▶ **Exercise directions**:
Within the records that follow, find every line containing the string "name". Copy those lines.

▶ **Exercise material**:
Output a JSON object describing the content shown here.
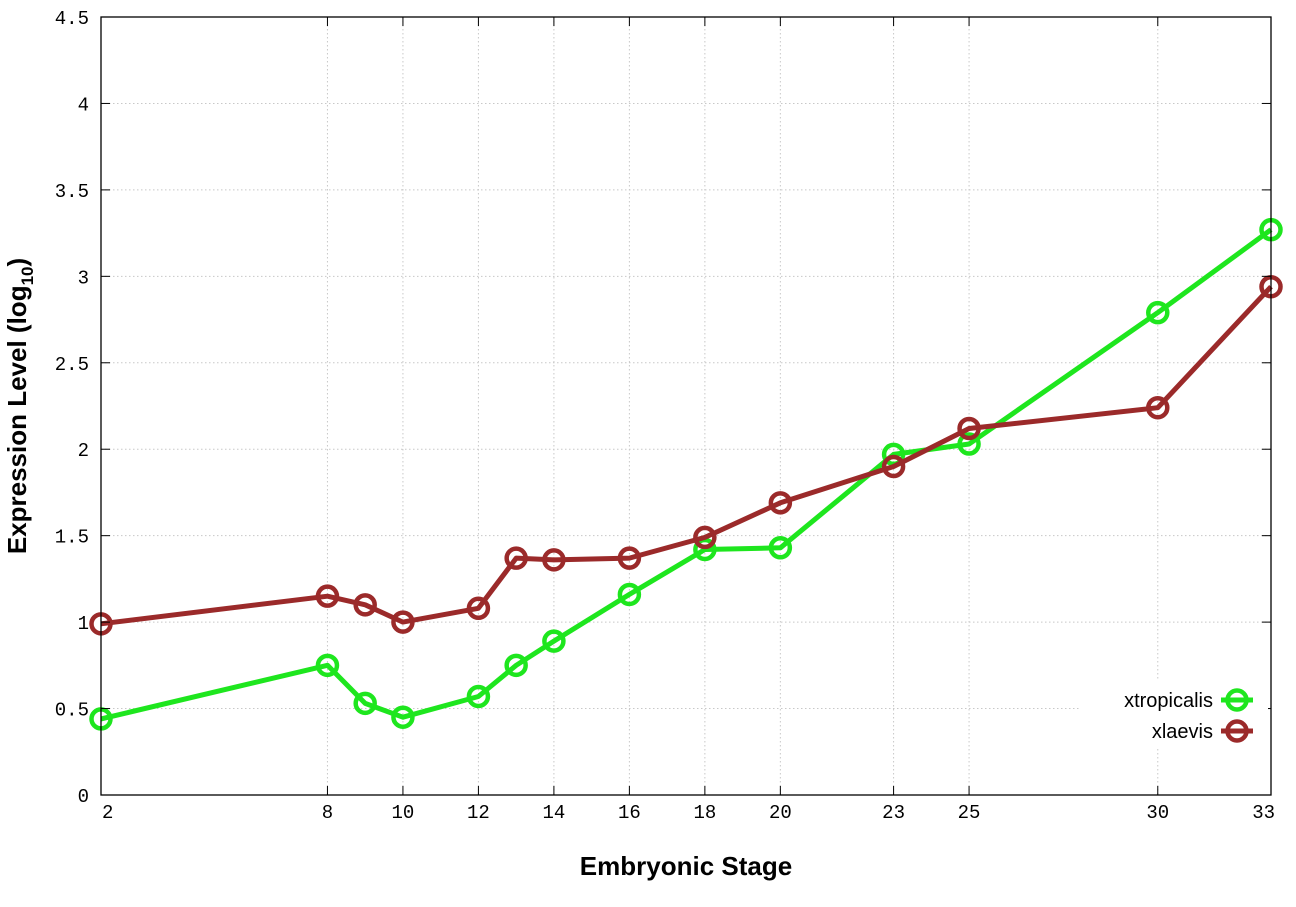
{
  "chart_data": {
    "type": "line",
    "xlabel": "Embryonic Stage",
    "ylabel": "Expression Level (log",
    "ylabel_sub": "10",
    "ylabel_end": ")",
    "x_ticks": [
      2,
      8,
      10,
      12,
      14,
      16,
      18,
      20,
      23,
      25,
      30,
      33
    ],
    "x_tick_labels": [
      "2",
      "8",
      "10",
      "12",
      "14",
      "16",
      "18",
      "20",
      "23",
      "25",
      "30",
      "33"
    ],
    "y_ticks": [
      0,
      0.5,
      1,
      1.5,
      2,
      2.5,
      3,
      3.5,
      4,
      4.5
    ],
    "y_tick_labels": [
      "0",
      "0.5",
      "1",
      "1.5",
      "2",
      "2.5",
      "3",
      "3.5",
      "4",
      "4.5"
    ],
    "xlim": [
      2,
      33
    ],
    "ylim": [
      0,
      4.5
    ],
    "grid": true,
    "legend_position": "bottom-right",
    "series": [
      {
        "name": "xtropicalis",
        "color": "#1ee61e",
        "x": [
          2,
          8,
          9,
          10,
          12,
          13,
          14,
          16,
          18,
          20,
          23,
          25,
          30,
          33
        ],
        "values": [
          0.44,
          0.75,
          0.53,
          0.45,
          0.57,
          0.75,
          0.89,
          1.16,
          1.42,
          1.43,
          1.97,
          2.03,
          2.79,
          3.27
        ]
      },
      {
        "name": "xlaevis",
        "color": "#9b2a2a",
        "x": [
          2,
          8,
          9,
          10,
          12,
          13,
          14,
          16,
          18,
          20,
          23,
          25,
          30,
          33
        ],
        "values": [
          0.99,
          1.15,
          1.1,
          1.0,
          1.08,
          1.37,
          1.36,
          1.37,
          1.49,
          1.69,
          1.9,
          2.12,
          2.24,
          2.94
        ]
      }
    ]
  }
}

==

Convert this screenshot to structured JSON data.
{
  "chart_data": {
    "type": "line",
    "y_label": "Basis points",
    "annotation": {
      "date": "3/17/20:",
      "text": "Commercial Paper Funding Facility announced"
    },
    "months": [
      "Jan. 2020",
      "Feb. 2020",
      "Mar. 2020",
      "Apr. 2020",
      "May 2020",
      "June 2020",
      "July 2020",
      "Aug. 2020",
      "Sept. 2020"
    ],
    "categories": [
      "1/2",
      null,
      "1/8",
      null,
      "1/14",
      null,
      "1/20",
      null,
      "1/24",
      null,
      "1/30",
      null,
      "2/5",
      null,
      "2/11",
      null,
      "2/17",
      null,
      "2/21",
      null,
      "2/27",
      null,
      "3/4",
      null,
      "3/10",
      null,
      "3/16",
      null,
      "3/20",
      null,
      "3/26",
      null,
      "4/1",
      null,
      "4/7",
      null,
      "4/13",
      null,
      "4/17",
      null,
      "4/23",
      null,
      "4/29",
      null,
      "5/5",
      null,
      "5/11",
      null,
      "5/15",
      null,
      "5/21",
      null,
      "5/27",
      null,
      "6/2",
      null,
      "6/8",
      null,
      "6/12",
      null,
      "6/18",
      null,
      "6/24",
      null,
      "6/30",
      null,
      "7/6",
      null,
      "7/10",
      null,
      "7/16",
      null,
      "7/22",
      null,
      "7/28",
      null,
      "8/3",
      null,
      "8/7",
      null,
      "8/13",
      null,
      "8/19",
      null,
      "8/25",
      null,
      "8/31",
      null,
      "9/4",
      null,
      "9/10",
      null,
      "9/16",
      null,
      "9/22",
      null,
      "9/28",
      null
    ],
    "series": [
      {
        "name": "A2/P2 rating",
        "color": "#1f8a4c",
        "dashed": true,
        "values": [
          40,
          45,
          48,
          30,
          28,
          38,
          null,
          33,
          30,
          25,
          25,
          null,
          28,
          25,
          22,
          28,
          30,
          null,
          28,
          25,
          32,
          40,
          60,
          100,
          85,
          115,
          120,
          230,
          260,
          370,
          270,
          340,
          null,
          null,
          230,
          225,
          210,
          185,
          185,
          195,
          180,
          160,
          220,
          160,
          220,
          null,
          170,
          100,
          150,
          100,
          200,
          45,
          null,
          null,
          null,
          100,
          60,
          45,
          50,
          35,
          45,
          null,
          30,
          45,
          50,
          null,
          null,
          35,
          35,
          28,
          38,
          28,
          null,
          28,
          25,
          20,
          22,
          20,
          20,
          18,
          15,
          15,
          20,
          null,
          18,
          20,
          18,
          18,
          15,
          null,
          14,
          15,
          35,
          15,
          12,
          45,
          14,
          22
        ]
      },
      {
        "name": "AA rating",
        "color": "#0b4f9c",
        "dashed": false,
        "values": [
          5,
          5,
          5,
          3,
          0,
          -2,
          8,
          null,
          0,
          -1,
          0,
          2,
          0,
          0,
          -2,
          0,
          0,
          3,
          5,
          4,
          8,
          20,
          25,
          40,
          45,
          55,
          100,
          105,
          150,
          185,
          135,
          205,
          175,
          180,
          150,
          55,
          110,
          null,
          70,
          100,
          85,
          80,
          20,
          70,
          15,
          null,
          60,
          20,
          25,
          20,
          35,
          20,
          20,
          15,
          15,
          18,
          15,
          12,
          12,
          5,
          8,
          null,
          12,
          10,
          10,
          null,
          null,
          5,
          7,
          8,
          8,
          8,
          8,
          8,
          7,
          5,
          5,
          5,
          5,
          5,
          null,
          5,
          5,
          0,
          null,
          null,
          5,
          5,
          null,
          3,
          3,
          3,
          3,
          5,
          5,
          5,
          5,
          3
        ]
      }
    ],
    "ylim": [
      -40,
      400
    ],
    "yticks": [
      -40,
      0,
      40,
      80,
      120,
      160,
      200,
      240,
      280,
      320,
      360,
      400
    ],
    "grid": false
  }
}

▶ **Exercise output**:
        "name": "xtropicalis",
        "name": "xlaevis",
        "name": "A2/P2 rating",
        "name": "AA rating",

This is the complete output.